• **Written request A**:
According to the article about the Lift Trucks Project, in what year did Tom Christopher buy the former factory?
• **Written request B**:
Continue the article about the Lift Trucks Project exhibition, picking up after its last sentence.

Visitors to the exhibition” From a Factory Floor: Screen Print Collaborations by Master Printermaker Gary Linchtenstein” the inaugural show at the new Lift  Trucks Project, might be hard-pressed to imagine the place filled with 8,000-pound forklifts. Comprising three artists’ studios and a large exhibition space, the Lift Trucks Project occupies the site of the former B. Hawley Smith Company, a forklift service and sales business.

The 5,600-square-foot factory, built in the 1920s, caught the eye of Tom Christopher, an artist who lives in South Salem. Mr. Christopher, whose paintings of New York City have been exhibited internationally, bought the property in 2008, and after a year of renovations moved his studio into the second floor.

“I found myself surrounded by all this room, and realized what a great project space it was,” Mr. Christopher said. “I thought, ‘I want to get some artists in here.’ And now we’ve launched our first show.”

From a Factory Floor” chronicles important collaborations throughout the career of Gary Lichtenstein, a silk-screen artist and the owner of Gary Lichtenstein Fine Art in Ridgefield, Conn. The exhibition presents work by 14 artists — from painters like Alex Katz, Gary Panter and Karl Benjamin to Jack Micheline, a Beat generation poet, and Michael De Feo, a contemporary street artist — all printed by Mr. Lichtenstein.

• **Dataset extract**:
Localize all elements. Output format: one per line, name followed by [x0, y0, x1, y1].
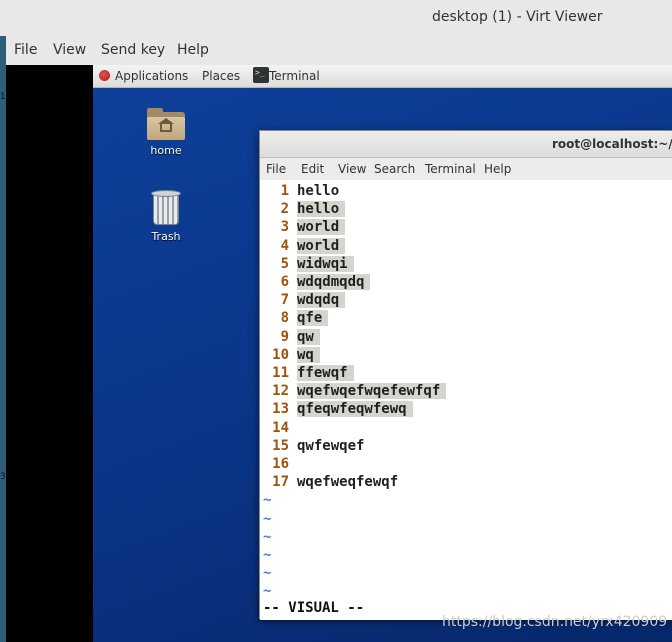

• **Task response A**:
2008

• **Task response B**:
Mr. Christopher described Mr. Lichtenstein as “one of the few great printers in the world.” “He’s a master colorist who is able to bring out things in your work that you might not see yourself,” Mr. Christopher said.

Mr. Lichtenstein, 55, began his career in San Francisco as an apprentice to Robert Fried, a rock ’n’ roll poster artist whose prints from the 1960s and 1970s appear in “From a Factory Floor.” “Right away, I got hooked on silk-screen,” said Mr. Lichtenstein, who served as curator of the exhibition, which includes one of his own pieces. He is also preparing a solo show, to open at the Aldrich Contemporary Art Museum in 2010.

Mr. Christopher’s print “Midway Float,” derived from a painting of the same name he did in 2006, is part of “From a Factory Floor.” Printing with Mr. Lichtenstein, Mr. Christopher said, goes far beyond simple reproduction.

“Decisions are made,” he said. “There is an evolution. It involves the art of discovery.”

In the show, each artist’s work is presented as a project; items that demonstrate the process of its creation are included. Multiple versions of the final image of some works are displayed, and photographs and objects like screens, squeegees and empty paint cans accompany the pieces.

“I love explaining how silk-screens are made,” Mr. Lichtenstein said. “Sometimes I used three pulls, sometimes I used 35. Some pieces took days to finish, others took months.”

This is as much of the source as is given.